Problem details:
Omit any picture, and return the remaining data exactly as written.

Extracted records:
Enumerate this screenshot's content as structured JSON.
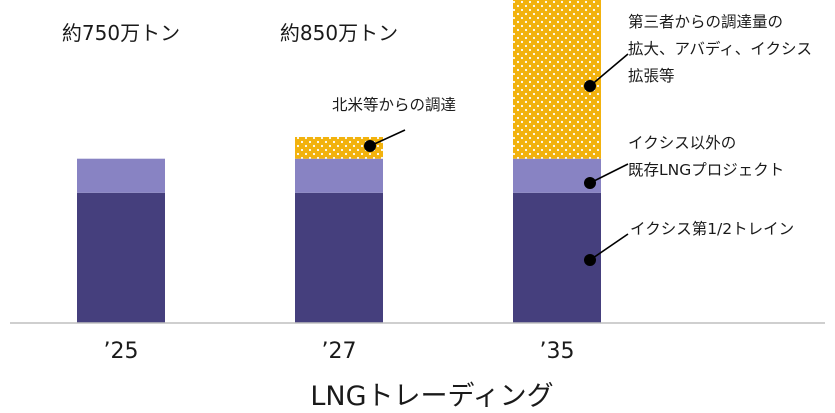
{
  "chart_data": {
    "type": "bar",
    "stacked": true,
    "categories": [
      "’25",
      "’27",
      "’35"
    ],
    "xlabel": "LNGトレーディング",
    "totals": [
      "約750万トン",
      "約850万トン",
      ""
    ],
    "series": [
      {
        "values": [
          4.2,
          4.2,
          4.2
        ],
        "color": "#453F7D"
      },
      {
        "values": [
          1.1,
          1.1,
          1.1
        ],
        "color": "#8883C3"
      },
      {
        "values": [
          0,
          0.7,
          5.4
        ],
        "color": "#F2B20D",
        "pattern": "white-dots"
      }
    ],
    "annotations": [
      {
        "target_category": 1,
        "target_series": 2,
        "lines": [
          "北米等からの調達"
        ]
      },
      {
        "target_category": 2,
        "target_series": 2,
        "lines": [
          "第三者からの調達量の",
          "拡大、アバディ、イクシス",
          "拡張等"
        ]
      },
      {
        "target_category": 2,
        "target_series": 1,
        "lines": [
          "イクシス以外の",
          "既存LNGプロジェクト"
        ]
      },
      {
        "target_category": 2,
        "target_series": 0,
        "lines": [
          "イクシス第1/2トレイン"
        ]
      }
    ],
    "baseline_color": "#bfbfbf"
  }
}
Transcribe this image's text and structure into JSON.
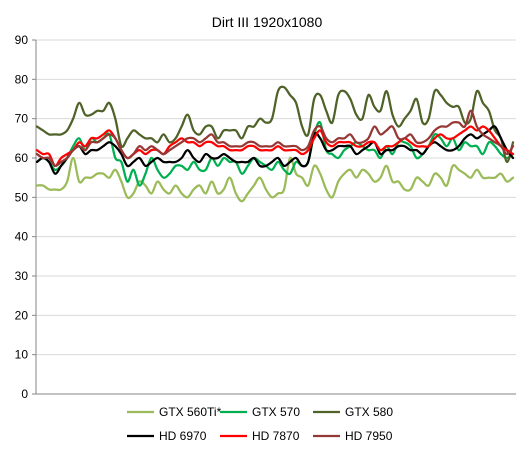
{
  "chart_data": {
    "type": "line",
    "title": "Dirt III 1920x1080",
    "xlabel": "",
    "ylabel": "",
    "ylim": [
      0,
      90
    ],
    "yticks": [
      0,
      10,
      20,
      30,
      40,
      50,
      60,
      70,
      80,
      90
    ],
    "grid": true,
    "legend_position": "bottom",
    "x": [
      1,
      2,
      3,
      4,
      5,
      6,
      7,
      8,
      9,
      10,
      11,
      12,
      13,
      14,
      15,
      16,
      17,
      18,
      19,
      20,
      21,
      22,
      23,
      24,
      25,
      26,
      27,
      28,
      29,
      30,
      31,
      32,
      33,
      34,
      35,
      36,
      37,
      38,
      39,
      40,
      41,
      42,
      43,
      44,
      45,
      46,
      47,
      48,
      49,
      50,
      51,
      52,
      53,
      54,
      55,
      56,
      57,
      58,
      59,
      60,
      61,
      62,
      63,
      64,
      65,
      66,
      67,
      68,
      69,
      70,
      71,
      72,
      73,
      74,
      75,
      76,
      77,
      78,
      79,
      80
    ],
    "series": [
      {
        "name": "GTX 560Ti*",
        "color": "#9bbb59",
        "values": [
          53,
          53,
          52,
          52,
          52,
          54,
          60,
          54,
          55,
          55,
          56,
          56,
          55,
          57,
          54,
          50,
          51,
          54,
          53,
          51,
          54,
          52,
          51,
          53,
          51,
          50,
          52,
          53,
          51,
          54,
          51,
          52,
          55,
          51,
          49,
          51,
          53,
          55,
          52,
          50,
          51,
          52,
          60,
          56,
          55,
          53,
          58,
          56,
          52,
          50,
          54,
          56,
          57,
          55,
          57,
          56,
          54,
          55,
          58,
          54,
          54,
          52,
          52,
          55,
          54,
          53,
          56,
          55,
          53,
          58,
          57,
          56,
          55,
          57,
          55,
          55,
          55,
          56,
          54,
          55
        ]
      },
      {
        "name": "GTX 570",
        "color": "#00b050",
        "values": [
          59,
          60,
          59,
          57,
          58,
          60,
          63,
          65,
          62,
          65,
          64,
          65,
          66,
          60,
          59,
          54,
          57,
          53,
          56,
          60,
          57,
          55,
          56,
          58,
          58,
          57,
          59,
          57,
          57,
          60,
          58,
          60,
          59,
          59,
          56,
          58,
          60,
          59,
          58,
          57,
          59,
          57,
          56,
          59,
          58,
          59,
          66,
          69,
          62,
          61,
          60,
          62,
          63,
          64,
          63,
          62,
          62,
          60,
          63,
          61,
          64,
          64,
          63,
          60,
          61,
          63,
          66,
          65,
          63,
          65,
          62,
          64,
          63,
          63,
          61,
          64,
          63,
          61,
          60,
          61
        ]
      },
      {
        "name": "GTX 580",
        "color": "#4f6228",
        "values": [
          68,
          67,
          66,
          66,
          66,
          67,
          70,
          74,
          71,
          71,
          72,
          72,
          74,
          70,
          63,
          65,
          67,
          66,
          65,
          65,
          64,
          66,
          64,
          65,
          68,
          71,
          67,
          66,
          68,
          68,
          65,
          67,
          67,
          67,
          65,
          68,
          68,
          70,
          69,
          70,
          77,
          78,
          76,
          74,
          68,
          66,
          75,
          76,
          72,
          69,
          76,
          77,
          75,
          71,
          70,
          76,
          73,
          72,
          77,
          71,
          68,
          70,
          72,
          75,
          69,
          70,
          77,
          76,
          74,
          73,
          73,
          69,
          70,
          77,
          74,
          72,
          67,
          65,
          59,
          64
        ]
      },
      {
        "name": "HD 6970",
        "color": "#000000",
        "values": [
          59,
          60,
          59,
          56,
          58,
          60,
          62,
          63,
          61,
          62,
          62,
          63,
          64,
          63,
          61,
          58,
          59,
          60,
          58,
          59,
          60,
          59,
          59,
          59,
          60,
          62,
          60,
          59,
          61,
          60,
          60,
          61,
          60,
          59,
          59,
          59,
          60,
          58,
          58,
          59,
          60,
          58,
          59,
          60,
          58,
          59,
          66,
          65,
          62,
          62,
          63,
          63,
          63,
          61,
          62,
          63,
          64,
          61,
          62,
          62,
          63,
          63,
          62,
          62,
          61,
          63,
          64,
          63,
          62,
          62,
          63,
          65,
          66,
          65,
          66,
          67,
          68,
          65,
          62,
          60
        ]
      },
      {
        "name": "HD 7870",
        "color": "#ff0000",
        "values": [
          62,
          61,
          61,
          58,
          60,
          61,
          62,
          64,
          63,
          65,
          65,
          66,
          67,
          65,
          62,
          60,
          61,
          62,
          61,
          62,
          62,
          61,
          63,
          64,
          65,
          64,
          64,
          63,
          64,
          64,
          63,
          63,
          62,
          62,
          62,
          63,
          63,
          62,
          62,
          62,
          63,
          62,
          62,
          62,
          61,
          62,
          65,
          67,
          64,
          63,
          64,
          64,
          64,
          63,
          63,
          64,
          64,
          62,
          63,
          63,
          64,
          65,
          64,
          63,
          63,
          63,
          65,
          66,
          65,
          65,
          66,
          67,
          68,
          67,
          68,
          67,
          65,
          63,
          62,
          61
        ]
      },
      {
        "name": "HD 7950",
        "color": "#953735",
        "values": [
          61,
          60,
          60,
          58,
          59,
          60,
          62,
          63,
          62,
          64,
          64,
          65,
          66,
          65,
          62,
          60,
          61,
          63,
          62,
          63,
          62,
          61,
          62,
          63,
          64,
          65,
          65,
          64,
          65,
          66,
          64,
          64,
          63,
          63,
          63,
          64,
          64,
          63,
          63,
          63,
          64,
          63,
          63,
          63,
          62,
          63,
          67,
          68,
          65,
          64,
          65,
          65,
          66,
          64,
          64,
          65,
          68,
          66,
          67,
          68,
          65,
          65,
          66,
          64,
          64,
          65,
          67,
          68,
          68,
          69,
          69,
          68,
          72,
          68,
          66,
          65,
          64,
          63,
          61,
          63
        ]
      }
    ]
  }
}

Exercise output:
Enumerate this screenshot's content as structured JSON.
{
  "chart_data": {
    "type": "bar",
    "stacked": true,
    "categories": [
      "’25",
      "’27",
      "’35"
    ],
    "xlabel": "LNGトレーディング",
    "totals": [
      "約750万トン",
      "約850万トン",
      ""
    ],
    "series": [
      {
        "values": [
          4.2,
          4.2,
          4.2
        ],
        "color": "#453F7D"
      },
      {
        "values": [
          1.1,
          1.1,
          1.1
        ],
        "color": "#8883C3"
      },
      {
        "values": [
          0,
          0.7,
          5.4
        ],
        "color": "#F2B20D",
        "pattern": "white-dots"
      }
    ],
    "annotations": [
      {
        "target_category": 1,
        "target_series": 2,
        "lines": [
          "北米等からの調達"
        ]
      },
      {
        "target_category": 2,
        "target_series": 2,
        "lines": [
          "第三者からの調達量の",
          "拡大、アバディ、イクシス",
          "拡張等"
        ]
      },
      {
        "target_category": 2,
        "target_series": 1,
        "lines": [
          "イクシス以外の",
          "既存LNGプロジェクト"
        ]
      },
      {
        "target_category": 2,
        "target_series": 0,
        "lines": [
          "イクシス第1/2トレイン"
        ]
      }
    ],
    "baseline_color": "#bfbfbf"
  }
}
Transcribe this image's text and structure into JSON.
{
  "chart_data": {
    "type": "line",
    "title": "Dirt III 1920x1080",
    "xlabel": "",
    "ylabel": "",
    "ylim": [
      0,
      90
    ],
    "yticks": [
      0,
      10,
      20,
      30,
      40,
      50,
      60,
      70,
      80,
      90
    ],
    "grid": true,
    "legend_position": "bottom",
    "x": [
      1,
      2,
      3,
      4,
      5,
      6,
      7,
      8,
      9,
      10,
      11,
      12,
      13,
      14,
      15,
      16,
      17,
      18,
      19,
      20,
      21,
      22,
      23,
      24,
      25,
      26,
      27,
      28,
      29,
      30,
      31,
      32,
      33,
      34,
      35,
      36,
      37,
      38,
      39,
      40,
      41,
      42,
      43,
      44,
      45,
      46,
      47,
      48,
      49,
      50,
      51,
      52,
      53,
      54,
      55,
      56,
      57,
      58,
      59,
      60,
      61,
      62,
      63,
      64,
      65,
      66,
      67,
      68,
      69,
      70,
      71,
      72,
      73,
      74,
      75,
      76,
      77,
      78,
      79,
      80
    ],
    "series": [
      {
        "name": "GTX 560Ti*",
        "color": "#9bbb59",
        "values": [
          53,
          53,
          52,
          52,
          52,
          54,
          60,
          54,
          55,
          55,
          56,
          56,
          55,
          57,
          54,
          50,
          51,
          54,
          53,
          51,
          54,
          52,
          51,
          53,
          51,
          50,
          52,
          53,
          51,
          54,
          51,
          52,
          55,
          51,
          49,
          51,
          53,
          55,
          52,
          50,
          51,
          52,
          60,
          56,
          55,
          53,
          58,
          56,
          52,
          50,
          54,
          56,
          57,
          55,
          57,
          56,
          54,
          55,
          58,
          54,
          54,
          52,
          52,
          55,
          54,
          53,
          56,
          55,
          53,
          58,
          57,
          56,
          55,
          57,
          55,
          55,
          55,
          56,
          54,
          55
        ]
      },
      {
        "name": "GTX 570",
        "color": "#00b050",
        "values": [
          59,
          60,
          59,
          57,
          58,
          60,
          63,
          65,
          62,
          65,
          64,
          65,
          66,
          60,
          59,
          54,
          57,
          53,
          56,
          60,
          57,
          55,
          56,
          58,
          58,
          57,
          59,
          57,
          57,
          60,
          58,
          60,
          59,
          59,
          56,
          58,
          60,
          59,
          58,
          57,
          59,
          57,
          56,
          59,
          58,
          59,
          66,
          69,
          62,
          61,
          60,
          62,
          63,
          64,
          63,
          62,
          62,
          60,
          63,
          61,
          64,
          64,
          63,
          60,
          61,
          63,
          66,
          65,
          63,
          65,
          62,
          64,
          63,
          63,
          61,
          64,
          63,
          61,
          60,
          61
        ]
      },
      {
        "name": "GTX 580",
        "color": "#4f6228",
        "values": [
          68,
          67,
          66,
          66,
          66,
          67,
          70,
          74,
          71,
          71,
          72,
          72,
          74,
          70,
          63,
          65,
          67,
          66,
          65,
          65,
          64,
          66,
          64,
          65,
          68,
          71,
          67,
          66,
          68,
          68,
          65,
          67,
          67,
          67,
          65,
          68,
          68,
          70,
          69,
          70,
          77,
          78,
          76,
          74,
          68,
          66,
          75,
          76,
          72,
          69,
          76,
          77,
          75,
          71,
          70,
          76,
          73,
          72,
          77,
          71,
          68,
          70,
          72,
          75,
          69,
          70,
          77,
          76,
          74,
          73,
          73,
          69,
          70,
          77,
          74,
          72,
          67,
          65,
          59,
          64
        ]
      },
      {
        "name": "HD 6970",
        "color": "#000000",
        "values": [
          59,
          60,
          59,
          56,
          58,
          60,
          62,
          63,
          61,
          62,
          62,
          63,
          64,
          63,
          61,
          58,
          59,
          60,
          58,
          59,
          60,
          59,
          59,
          59,
          60,
          62,
          60,
          59,
          61,
          60,
          60,
          61,
          60,
          59,
          59,
          59,
          60,
          58,
          58,
          59,
          60,
          58,
          59,
          60,
          58,
          59,
          66,
          65,
          62,
          62,
          63,
          63,
          63,
          61,
          62,
          63,
          64,
          61,
          62,
          62,
          63,
          63,
          62,
          62,
          61,
          63,
          64,
          63,
          62,
          62,
          63,
          65,
          66,
          65,
          66,
          67,
          68,
          65,
          62,
          60
        ]
      },
      {
        "name": "HD 7870",
        "color": "#ff0000",
        "values": [
          62,
          61,
          61,
          58,
          60,
          61,
          62,
          64,
          63,
          65,
          65,
          66,
          67,
          65,
          62,
          60,
          61,
          62,
          61,
          62,
          62,
          61,
          63,
          64,
          65,
          64,
          64,
          63,
          64,
          64,
          63,
          63,
          62,
          62,
          62,
          63,
          63,
          62,
          62,
          62,
          63,
          62,
          62,
          62,
          61,
          62,
          65,
          67,
          64,
          63,
          64,
          64,
          64,
          63,
          63,
          64,
          64,
          62,
          63,
          63,
          64,
          65,
          64,
          63,
          63,
          63,
          65,
          66,
          65,
          65,
          66,
          67,
          68,
          67,
          68,
          67,
          65,
          63,
          62,
          61
        ]
      },
      {
        "name": "HD 7950",
        "color": "#953735",
        "values": [
          61,
          60,
          60,
          58,
          59,
          60,
          62,
          63,
          62,
          64,
          64,
          65,
          66,
          65,
          62,
          60,
          61,
          63,
          62,
          63,
          62,
          61,
          62,
          63,
          64,
          65,
          65,
          64,
          65,
          66,
          64,
          64,
          63,
          63,
          63,
          64,
          64,
          63,
          63,
          63,
          64,
          63,
          63,
          63,
          62,
          63,
          67,
          68,
          65,
          64,
          65,
          65,
          66,
          64,
          64,
          65,
          68,
          66,
          67,
          68,
          65,
          65,
          66,
          64,
          64,
          65,
          67,
          68,
          68,
          69,
          69,
          68,
          72,
          68,
          66,
          65,
          64,
          63,
          61,
          63
        ]
      }
    ]
  }
}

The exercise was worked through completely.